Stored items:
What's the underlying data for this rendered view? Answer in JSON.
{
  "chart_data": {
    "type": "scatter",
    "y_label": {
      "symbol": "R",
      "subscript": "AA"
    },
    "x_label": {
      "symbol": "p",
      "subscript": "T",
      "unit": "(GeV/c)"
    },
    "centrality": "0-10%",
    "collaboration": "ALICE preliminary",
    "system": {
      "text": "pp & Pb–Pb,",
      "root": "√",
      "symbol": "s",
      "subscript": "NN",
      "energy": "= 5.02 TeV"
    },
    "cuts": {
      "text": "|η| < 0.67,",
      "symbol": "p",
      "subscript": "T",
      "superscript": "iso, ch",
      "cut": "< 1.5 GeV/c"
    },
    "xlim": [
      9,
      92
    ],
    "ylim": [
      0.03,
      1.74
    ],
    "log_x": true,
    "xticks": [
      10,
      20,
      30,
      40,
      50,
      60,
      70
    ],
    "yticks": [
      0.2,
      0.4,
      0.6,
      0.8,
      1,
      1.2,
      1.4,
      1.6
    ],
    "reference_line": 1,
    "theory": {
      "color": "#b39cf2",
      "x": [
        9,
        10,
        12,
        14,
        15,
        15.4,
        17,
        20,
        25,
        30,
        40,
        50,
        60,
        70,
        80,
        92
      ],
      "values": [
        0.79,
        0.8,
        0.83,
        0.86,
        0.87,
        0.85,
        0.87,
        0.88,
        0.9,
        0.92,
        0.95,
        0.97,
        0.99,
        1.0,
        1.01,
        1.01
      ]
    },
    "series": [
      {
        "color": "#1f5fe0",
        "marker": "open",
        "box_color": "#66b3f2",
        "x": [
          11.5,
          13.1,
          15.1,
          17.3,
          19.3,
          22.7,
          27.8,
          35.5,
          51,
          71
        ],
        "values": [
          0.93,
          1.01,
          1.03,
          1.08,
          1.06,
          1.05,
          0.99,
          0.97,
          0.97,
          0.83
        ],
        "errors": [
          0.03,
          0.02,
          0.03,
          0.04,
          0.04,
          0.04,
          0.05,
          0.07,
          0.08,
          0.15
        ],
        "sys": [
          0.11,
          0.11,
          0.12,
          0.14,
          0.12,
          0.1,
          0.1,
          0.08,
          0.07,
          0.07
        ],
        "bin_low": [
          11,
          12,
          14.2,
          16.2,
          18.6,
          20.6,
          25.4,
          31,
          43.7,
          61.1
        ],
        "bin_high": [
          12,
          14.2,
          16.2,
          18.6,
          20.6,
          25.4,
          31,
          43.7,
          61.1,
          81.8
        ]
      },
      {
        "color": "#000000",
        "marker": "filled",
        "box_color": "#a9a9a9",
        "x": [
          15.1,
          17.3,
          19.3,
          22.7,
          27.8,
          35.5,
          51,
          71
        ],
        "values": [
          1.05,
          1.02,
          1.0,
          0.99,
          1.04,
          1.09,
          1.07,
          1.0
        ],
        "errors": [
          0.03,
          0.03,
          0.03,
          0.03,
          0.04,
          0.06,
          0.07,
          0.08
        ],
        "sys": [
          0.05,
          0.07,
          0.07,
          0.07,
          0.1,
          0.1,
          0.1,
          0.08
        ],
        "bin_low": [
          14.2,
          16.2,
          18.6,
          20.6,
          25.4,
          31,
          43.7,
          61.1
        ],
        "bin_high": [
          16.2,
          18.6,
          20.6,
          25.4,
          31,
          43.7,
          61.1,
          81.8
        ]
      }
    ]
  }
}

» Exercise goal: Return every line from the records above that holds the word "subscript".

» Right answer:
      "subscript": "AA"
      "subscript": "T",
      "subscript": "NN",
      "subscript": "T",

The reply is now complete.